Set exercise: Report back each line of the records that contains the string "posgrados".

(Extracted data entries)
***

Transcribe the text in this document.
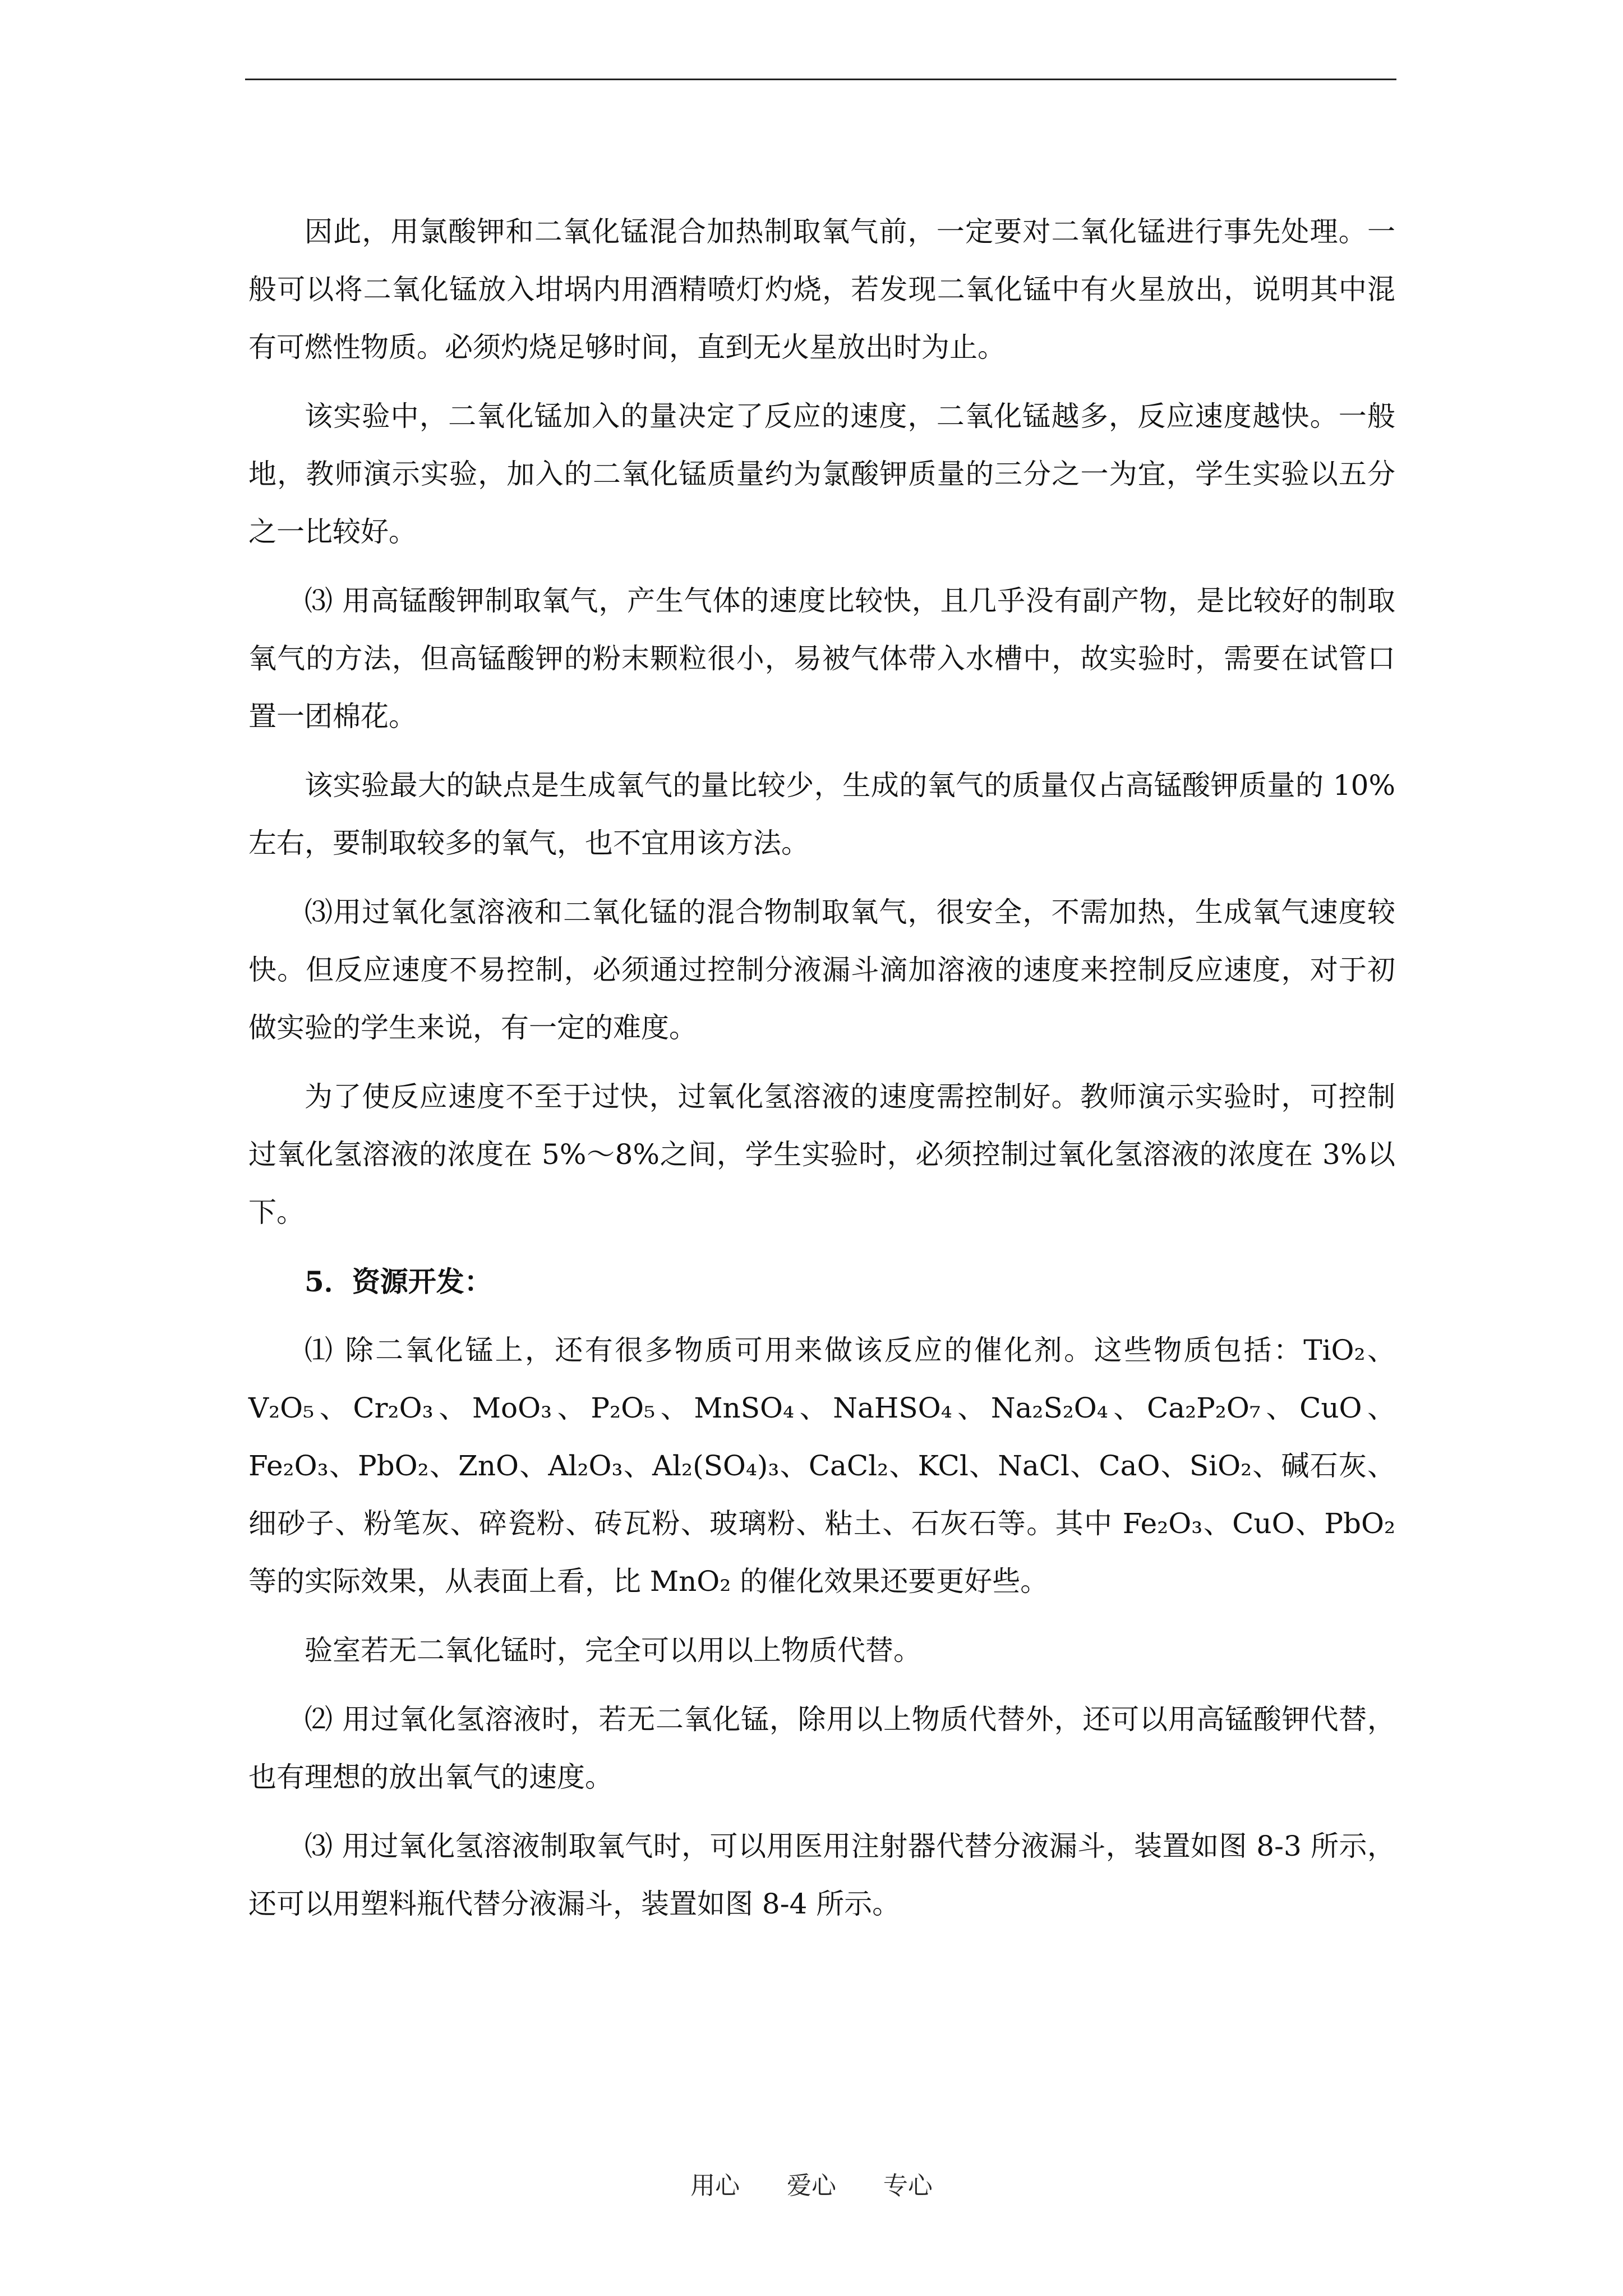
因此，用氯酸钾和二氧化锰混合加热制取氧气前，一定要对二氧化锰进行事先处理。一般可以将二氧化锰放入坩埚内用酒精喷灯灼烧，若发现二氧化锰中有火星放出，说明其中混有可燃性物质。必须灼烧足够时间，直到无火星放出时为止。

该实验中，二氧化锰加入的量决定了反应的速度，二氧化锰越多，反应速度越快。一般地，教师演示实验，加入的二氧化锰质量约为氯酸钾质量的三分之一为宜，学生实验以五分之一比较好。

⑶ 用高锰酸钾制取氧气，产生气体的速度比较快，且几乎没有副产物，是比较好的制取氧气的方法，但高锰酸钾的粉末颗粒很小，易被气体带入水槽中，故实验时，需要在试管口置一团棉花。

该实验最大的缺点是生成氧气的量比较少，生成的氧气的质量仅占高锰酸钾质量的 10%左右，要制取较多的氧气，也不宜用该方法。

⑶用过氧化氢溶液和二氧化锰的混合物制取氧气，很安全，不需加热，生成氧气速度较快。但反应速度不易控制，必须通过控制分液漏斗滴加溶液的速度来控制反应速度，对于初做实验的学生来说，有一定的难度。

为了使反应速度不至于过快，过氧化氢溶液的速度需控制好。教师演示实验时，可控制过氧化氢溶液的浓度在 5%～8%之间，学生实验时，必须控制过氧化氢溶液的浓度在 3%以下。

5．资源开发：

⑴ 除二氧化锰上，还有很多物质可用来做该反应的催化剂。这些物质包括：TiO₂、V₂O₅、Cr₂O₃、MoO₃、P₂O₅、MnSO₄、NaHSO₄、Na₂S₂O₄、Ca₂P₂O₇、CuO、Fe₂O₃、PbO₂、ZnO、Al₂O₃、Al₂(SO₄)₃、CaCl₂、KCl、NaCl、CaO、SiO₂、碱石灰、细砂子、粉笔灰、碎瓷粉、砖瓦粉、玻璃粉、粘土、石灰石等。其中 Fe₂O₃、CuO、PbO₂ 等的实际效果，从表面上看，比 MnO₂ 的催化效果还要更好些。

验室若无二氧化锰时，完全可以用以上物质代替。

⑵ 用过氧化氢溶液时，若无二氧化锰，除用以上物质代替外，还可以用高锰酸钾代替，也有理想的放出氧气的速度。

⑶ 用过氧化氢溶液制取氧气时，可以用医用注射器代替分液漏斗，装置如图 8-3 所示，还可以用塑料瓶代替分液漏斗，装置如图 8-4 所示。

用心      爱心      专心
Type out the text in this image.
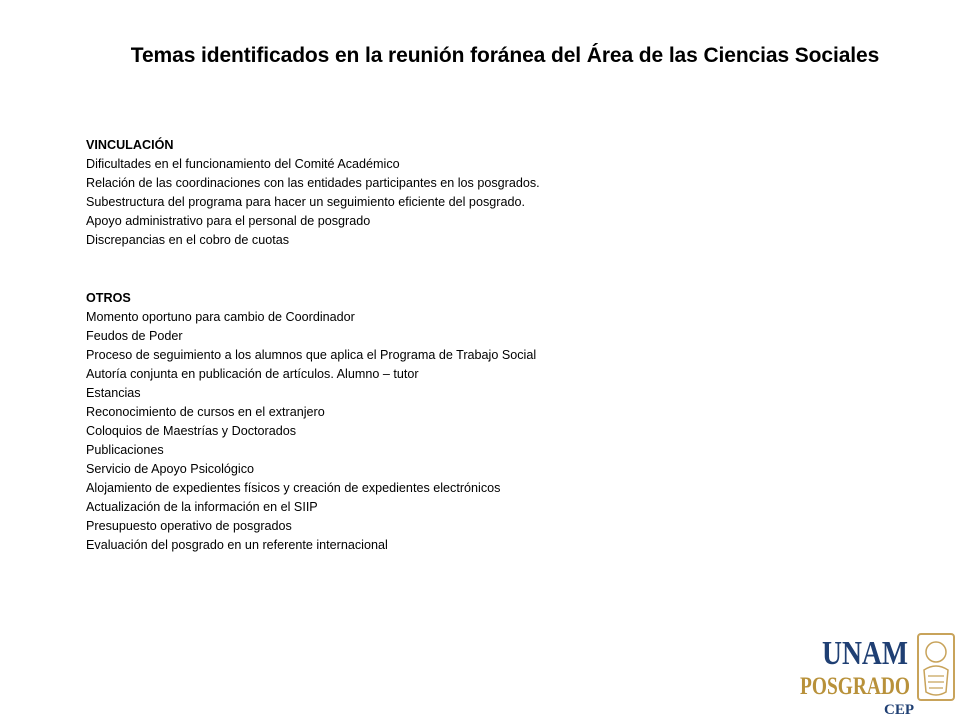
Temas identificados en la reunión foránea del Área de las Ciencias Sociales
VINCULACIÓN
Dificultades en el funcionamiento del Comité Académico
Relación de las coordinaciones con las entidades participantes en los posgrados.
Subestructura del programa para hacer un seguimiento eficiente del posgrado.
Apoyo administrativo para el personal de posgrado
Discrepancias en el cobro de cuotas
OTROS
Momento oportuno para cambio de Coordinador
Feudos de Poder
Proceso de seguimiento a los alumnos que aplica el Programa de Trabajo Social
Autoría conjunta en publicación de artículos. Alumno – tutor
Estancias
Reconocimiento de cursos en el extranjero
Coloquios de Maestrías y Doctorados
Publicaciones
Servicio de Apoyo Psicológico
Alojamiento de expedientes físicos y creación de expedientes electrónicos
Actualización de la información en el SIIP
Presupuesto operativo de posgrados
Evaluación del posgrado en un referente internacional
UNAM
POSGRADO
CEP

***

Answer for the task:
Relación de las coordinaciones con las entidades participantes en los posgrados.
Presupuesto operativo de posgrados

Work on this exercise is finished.